### DIRECTIONS FOR THIS TASK:
Below are records. Count every line containing the word "JSON" and give the number alone.
[start DATA FOR THIS EXERCISE]
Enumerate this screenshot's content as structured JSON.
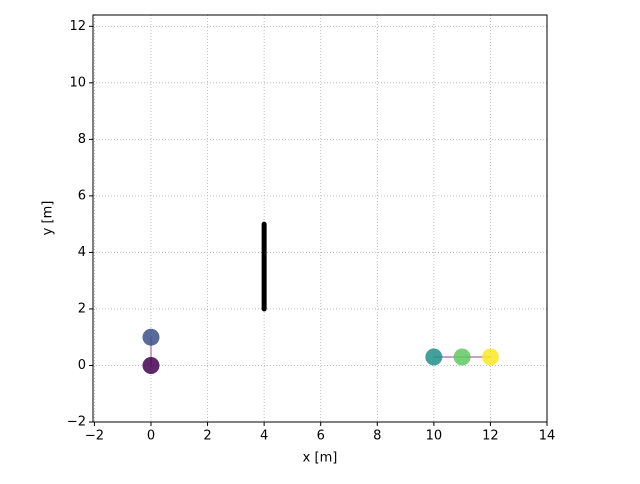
{
  "chart_data": {
    "type": "scatter",
    "xlabel": "x [m]",
    "ylabel": "y [m]",
    "x": [
      0,
      0,
      10,
      11,
      12
    ],
    "y": [
      0,
      1,
      0.3,
      0.3,
      0.3
    ],
    "colors": [
      "#440154",
      "#3b528b",
      "#21918c",
      "#5ec962",
      "#fde725"
    ],
    "lines": [
      {
        "x": [
          0,
          0
        ],
        "y": [
          0,
          1
        ],
        "color": "#c9a0c9",
        "linewidth": 2
      },
      {
        "x": [
          10,
          11,
          12
        ],
        "y": [
          0.3,
          0.3,
          0.3
        ],
        "color": "#c9a0c9",
        "linewidth": 2
      },
      {
        "x": [
          4,
          4
        ],
        "y": [
          2,
          5
        ],
        "color": "#000000",
        "linewidth": 5
      }
    ],
    "xlim": [
      -2.05,
      14
    ],
    "ylim": [
      -2,
      12.4
    ],
    "xticks": [
      {
        "value": -2,
        "label": "−2"
      },
      0,
      2,
      4,
      6,
      8,
      10,
      12,
      14
    ],
    "yticks": [
      {
        "value": -2,
        "label": "−2"
      },
      0,
      2,
      4,
      6,
      8,
      10,
      12
    ],
    "grid": true
  }
}
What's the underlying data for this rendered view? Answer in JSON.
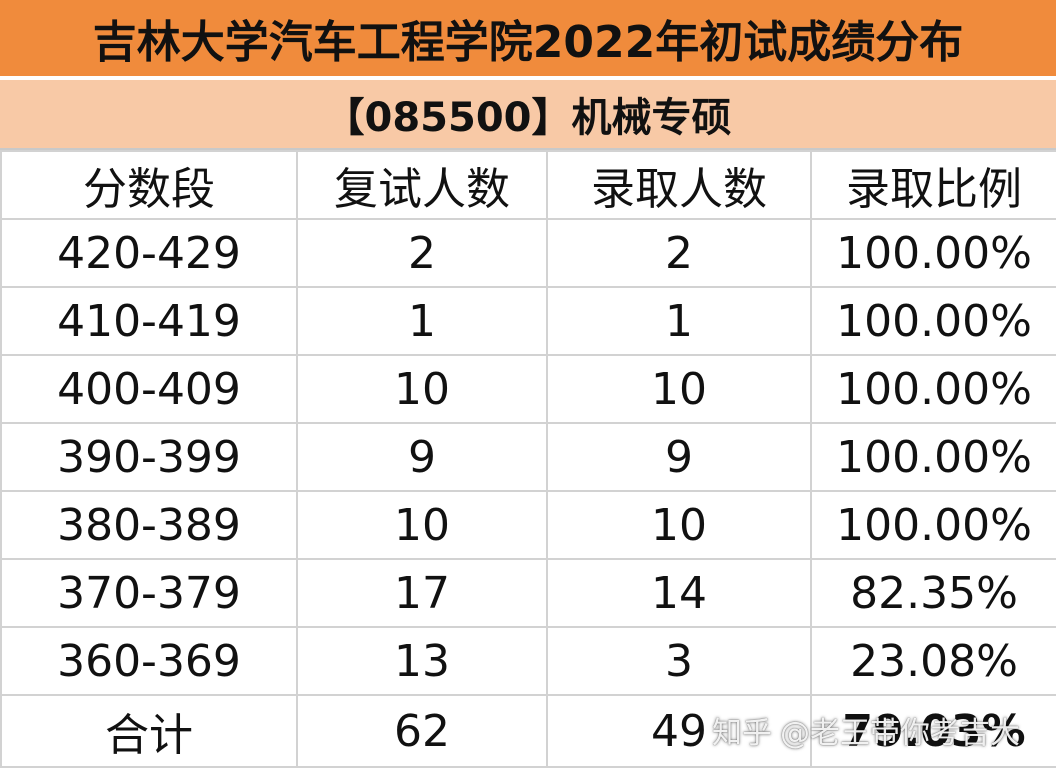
{
  "title": "吉林大学汽车工程学院2022年初试成绩分布",
  "subtitle": "【085500】机械专硕",
  "headers": [
    "分数段",
    "复试人数",
    "录取人数",
    "录取比例"
  ],
  "rows": [
    {
      "range": "420-429",
      "interviewed": "2",
      "admitted": "2",
      "ratio": "100.00%"
    },
    {
      "range": "410-419",
      "interviewed": "1",
      "admitted": "1",
      "ratio": "100.00%"
    },
    {
      "range": "400-409",
      "interviewed": "10",
      "admitted": "10",
      "ratio": "100.00%"
    },
    {
      "range": "390-399",
      "interviewed": "9",
      "admitted": "9",
      "ratio": "100.00%"
    },
    {
      "range": "380-389",
      "interviewed": "10",
      "admitted": "10",
      "ratio": "100.00%"
    },
    {
      "range": "370-379",
      "interviewed": "17",
      "admitted": "14",
      "ratio": "82.35%"
    },
    {
      "range": "360-369",
      "interviewed": "13",
      "admitted": "3",
      "ratio": "23.08%"
    }
  ],
  "total": {
    "label": "合计",
    "interviewed": "62",
    "admitted": "49",
    "ratio": "79.03%"
  },
  "watermark": {
    "brand": "知乎",
    "user": "@老王带你考吉大"
  },
  "colors": {
    "title_bg": "#f08b3c",
    "subtitle_bg": "#f8c9a6",
    "total_ratio": "#e0211b",
    "grid": "#d2d2d2"
  }
}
[end DATA FOR THIS EXERCISE]
### RESULT:
2